◆ **Your instructions**: Copy each line of the records that contains the word "plain".

◆ **Dataset extract**:

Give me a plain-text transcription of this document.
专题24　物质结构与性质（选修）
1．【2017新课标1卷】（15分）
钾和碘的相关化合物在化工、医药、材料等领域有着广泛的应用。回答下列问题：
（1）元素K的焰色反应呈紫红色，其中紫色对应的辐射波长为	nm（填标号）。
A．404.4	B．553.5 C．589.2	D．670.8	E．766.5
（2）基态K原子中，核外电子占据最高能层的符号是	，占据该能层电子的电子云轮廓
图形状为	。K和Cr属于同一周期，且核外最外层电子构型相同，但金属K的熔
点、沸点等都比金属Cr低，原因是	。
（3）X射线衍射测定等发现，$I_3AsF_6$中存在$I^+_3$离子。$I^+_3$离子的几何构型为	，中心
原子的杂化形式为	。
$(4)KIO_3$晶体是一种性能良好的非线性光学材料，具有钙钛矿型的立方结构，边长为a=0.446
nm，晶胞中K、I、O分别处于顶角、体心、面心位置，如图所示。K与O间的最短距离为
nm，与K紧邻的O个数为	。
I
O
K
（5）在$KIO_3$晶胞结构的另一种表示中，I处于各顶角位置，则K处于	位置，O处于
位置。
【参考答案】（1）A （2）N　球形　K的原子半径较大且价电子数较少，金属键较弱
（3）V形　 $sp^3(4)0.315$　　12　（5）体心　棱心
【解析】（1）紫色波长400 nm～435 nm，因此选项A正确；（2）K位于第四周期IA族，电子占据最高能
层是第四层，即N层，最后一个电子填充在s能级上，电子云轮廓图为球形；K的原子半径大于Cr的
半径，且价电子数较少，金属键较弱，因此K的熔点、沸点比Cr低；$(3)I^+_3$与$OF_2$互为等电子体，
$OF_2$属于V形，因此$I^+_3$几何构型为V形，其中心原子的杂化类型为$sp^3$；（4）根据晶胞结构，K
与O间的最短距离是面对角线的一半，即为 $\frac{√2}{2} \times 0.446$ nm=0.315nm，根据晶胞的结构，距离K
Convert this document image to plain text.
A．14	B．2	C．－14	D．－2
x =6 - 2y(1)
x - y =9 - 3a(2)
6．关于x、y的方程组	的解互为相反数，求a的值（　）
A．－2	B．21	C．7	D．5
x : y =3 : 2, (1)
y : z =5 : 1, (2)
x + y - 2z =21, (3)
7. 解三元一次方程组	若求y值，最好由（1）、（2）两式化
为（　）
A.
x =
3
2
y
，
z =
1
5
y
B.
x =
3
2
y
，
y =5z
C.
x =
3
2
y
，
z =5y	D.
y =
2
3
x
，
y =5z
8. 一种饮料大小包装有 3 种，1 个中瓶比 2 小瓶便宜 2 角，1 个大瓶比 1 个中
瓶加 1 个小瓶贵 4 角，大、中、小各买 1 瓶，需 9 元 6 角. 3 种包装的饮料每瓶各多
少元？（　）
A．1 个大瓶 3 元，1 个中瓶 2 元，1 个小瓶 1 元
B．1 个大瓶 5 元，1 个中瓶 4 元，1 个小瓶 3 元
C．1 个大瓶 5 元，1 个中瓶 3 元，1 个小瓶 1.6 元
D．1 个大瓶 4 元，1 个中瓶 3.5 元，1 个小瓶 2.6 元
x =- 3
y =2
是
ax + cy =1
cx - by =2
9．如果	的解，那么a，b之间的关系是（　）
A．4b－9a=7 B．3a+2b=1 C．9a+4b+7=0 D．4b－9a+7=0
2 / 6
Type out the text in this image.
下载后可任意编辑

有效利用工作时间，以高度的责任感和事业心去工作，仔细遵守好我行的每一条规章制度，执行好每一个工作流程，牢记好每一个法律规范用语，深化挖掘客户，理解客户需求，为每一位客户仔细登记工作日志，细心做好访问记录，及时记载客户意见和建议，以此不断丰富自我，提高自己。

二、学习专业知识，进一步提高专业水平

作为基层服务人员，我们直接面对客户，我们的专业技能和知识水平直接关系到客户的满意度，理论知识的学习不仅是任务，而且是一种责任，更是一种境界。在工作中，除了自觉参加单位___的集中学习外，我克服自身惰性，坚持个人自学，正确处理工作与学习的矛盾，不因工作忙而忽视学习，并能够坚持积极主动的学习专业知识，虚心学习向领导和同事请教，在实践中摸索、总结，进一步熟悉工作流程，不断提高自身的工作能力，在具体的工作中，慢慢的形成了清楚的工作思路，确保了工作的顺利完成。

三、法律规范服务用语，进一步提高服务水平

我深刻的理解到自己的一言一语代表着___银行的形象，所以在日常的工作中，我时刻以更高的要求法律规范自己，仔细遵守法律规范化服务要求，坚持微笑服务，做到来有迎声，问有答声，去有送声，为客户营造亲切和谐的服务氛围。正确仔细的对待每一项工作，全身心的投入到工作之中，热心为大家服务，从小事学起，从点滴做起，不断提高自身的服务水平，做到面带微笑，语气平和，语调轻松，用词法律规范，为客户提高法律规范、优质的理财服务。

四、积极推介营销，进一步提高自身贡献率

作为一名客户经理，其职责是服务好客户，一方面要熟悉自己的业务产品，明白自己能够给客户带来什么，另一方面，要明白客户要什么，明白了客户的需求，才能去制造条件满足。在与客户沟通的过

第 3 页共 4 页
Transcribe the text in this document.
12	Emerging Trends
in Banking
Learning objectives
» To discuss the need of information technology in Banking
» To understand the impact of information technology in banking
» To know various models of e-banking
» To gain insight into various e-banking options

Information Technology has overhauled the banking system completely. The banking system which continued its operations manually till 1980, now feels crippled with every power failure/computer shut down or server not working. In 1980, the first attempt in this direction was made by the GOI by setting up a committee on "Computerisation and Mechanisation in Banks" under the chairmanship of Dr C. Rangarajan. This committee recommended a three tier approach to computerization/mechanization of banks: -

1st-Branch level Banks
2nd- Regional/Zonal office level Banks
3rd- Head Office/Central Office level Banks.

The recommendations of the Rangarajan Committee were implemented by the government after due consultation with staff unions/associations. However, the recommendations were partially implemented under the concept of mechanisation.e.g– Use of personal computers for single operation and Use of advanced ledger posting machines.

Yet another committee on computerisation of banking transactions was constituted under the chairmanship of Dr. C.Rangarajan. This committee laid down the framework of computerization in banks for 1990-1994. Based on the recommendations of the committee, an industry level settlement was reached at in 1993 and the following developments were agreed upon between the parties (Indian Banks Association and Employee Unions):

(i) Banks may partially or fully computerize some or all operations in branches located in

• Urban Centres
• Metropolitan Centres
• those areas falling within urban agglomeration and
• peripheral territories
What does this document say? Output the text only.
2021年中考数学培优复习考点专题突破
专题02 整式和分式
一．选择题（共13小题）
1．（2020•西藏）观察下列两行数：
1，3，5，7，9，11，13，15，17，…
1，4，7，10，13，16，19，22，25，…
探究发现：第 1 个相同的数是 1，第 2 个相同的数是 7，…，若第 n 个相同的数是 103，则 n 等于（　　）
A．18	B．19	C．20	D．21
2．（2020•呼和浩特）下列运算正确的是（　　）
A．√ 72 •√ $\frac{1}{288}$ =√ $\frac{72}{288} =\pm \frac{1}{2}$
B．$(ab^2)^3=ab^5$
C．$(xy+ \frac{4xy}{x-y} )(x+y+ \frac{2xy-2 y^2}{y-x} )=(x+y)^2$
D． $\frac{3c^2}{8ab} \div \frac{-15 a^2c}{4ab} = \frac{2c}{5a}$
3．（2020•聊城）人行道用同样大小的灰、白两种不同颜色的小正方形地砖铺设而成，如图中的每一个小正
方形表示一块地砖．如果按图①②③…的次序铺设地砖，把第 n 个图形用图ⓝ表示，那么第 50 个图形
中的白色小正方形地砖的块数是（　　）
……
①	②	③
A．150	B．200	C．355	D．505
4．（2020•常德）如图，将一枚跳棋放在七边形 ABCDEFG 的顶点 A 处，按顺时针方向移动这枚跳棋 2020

◆ **Full response**:
Give me a plain-text transcription of this document.
Convert this document image to plain text.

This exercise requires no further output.